#### GIVEN DATA

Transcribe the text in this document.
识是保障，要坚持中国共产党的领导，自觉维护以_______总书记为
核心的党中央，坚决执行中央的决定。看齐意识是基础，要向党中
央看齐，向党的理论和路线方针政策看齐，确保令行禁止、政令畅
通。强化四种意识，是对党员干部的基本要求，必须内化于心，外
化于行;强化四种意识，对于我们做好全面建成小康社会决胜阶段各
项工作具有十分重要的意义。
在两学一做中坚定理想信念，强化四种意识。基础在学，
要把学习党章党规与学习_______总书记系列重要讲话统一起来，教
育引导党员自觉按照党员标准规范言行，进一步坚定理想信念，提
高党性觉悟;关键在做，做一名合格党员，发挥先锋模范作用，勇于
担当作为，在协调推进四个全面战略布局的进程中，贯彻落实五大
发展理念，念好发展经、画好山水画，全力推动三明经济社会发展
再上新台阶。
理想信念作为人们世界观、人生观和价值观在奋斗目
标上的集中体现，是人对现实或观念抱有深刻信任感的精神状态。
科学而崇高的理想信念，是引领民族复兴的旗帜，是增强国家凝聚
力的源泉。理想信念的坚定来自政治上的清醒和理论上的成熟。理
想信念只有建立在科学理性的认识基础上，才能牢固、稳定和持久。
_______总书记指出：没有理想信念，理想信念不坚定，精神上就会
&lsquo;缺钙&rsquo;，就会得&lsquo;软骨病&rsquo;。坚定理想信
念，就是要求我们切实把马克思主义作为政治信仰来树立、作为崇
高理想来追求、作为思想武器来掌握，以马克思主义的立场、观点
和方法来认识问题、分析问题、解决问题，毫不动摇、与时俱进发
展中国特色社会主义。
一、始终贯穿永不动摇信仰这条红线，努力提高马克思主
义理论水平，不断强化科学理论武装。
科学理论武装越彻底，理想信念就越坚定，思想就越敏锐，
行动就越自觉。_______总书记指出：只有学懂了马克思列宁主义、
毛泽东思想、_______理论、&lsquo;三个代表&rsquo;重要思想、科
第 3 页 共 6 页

########

Go through the data and return every record exactly.

Transcribe the text in this document.
识是保障，要坚持中国共产党的领导，自觉维护以_______总书记为
核心的党中央，坚决执行中央的决定。看齐意识是基础，要向党中
央看齐，向党的理论和路线方针政策看齐，确保令行禁止、政令畅
通。强化四种意识，是对党员干部的基本要求，必须内化于心，外
化于行;强化四种意识，对于我们做好全面建成小康社会决胜阶段各
项工作具有十分重要的意义。
在两学一做中坚定理想信念，强化四种意识。基础在学，
要把学习党章党规与学习_______总书记系列重要讲话统一起来，教
育引导党员自觉按照党员标准规范言行，进一步坚定理想信念，提
高党性觉悟;关键在做，做一名合格党员，发挥先锋模范作用，勇于
担当作为，在协调推进四个全面战略布局的进程中，贯彻落实五大
发展理念，念好发展经、画好山水画，全力推动三明经济社会发展
再上新台阶。
理想信念作为人们世界观、人生观和价值观在奋斗目
标上的集中体现，是人对现实或观念抱有深刻信任感的精神状态。
科学而崇高的理想信念，是引领民族复兴的旗帜，是增强国家凝聚
力的源泉。理想信念的坚定来自政治上的清醒和理论上的成熟。理
想信念只有建立在科学理性的认识基础上，才能牢固、稳定和持久。
_______总书记指出：没有理想信念，理想信念不坚定，精神上就会
&lsquo;缺钙&rsquo;，就会得&lsquo;软骨病&rsquo;。坚定理想信
念，就是要求我们切实把马克思主义作为政治信仰来树立、作为崇
高理想来追求、作为思想武器来掌握，以马克思主义的立场、观点
和方法来认识问题、分析问题、解决问题，毫不动摇、与时俱进发
展中国特色社会主义。
一、始终贯穿永不动摇信仰这条红线，努力提高马克思主
义理论水平，不断强化科学理论武装。
科学理论武装越彻底，理想信念就越坚定，思想就越敏锐，
行动就越自觉。_______总书记指出：只有学懂了马克思列宁主义、
毛泽东思想、_______理论、&lsquo;三个代表&rsquo;重要思想、科
第 3 页 共 6 页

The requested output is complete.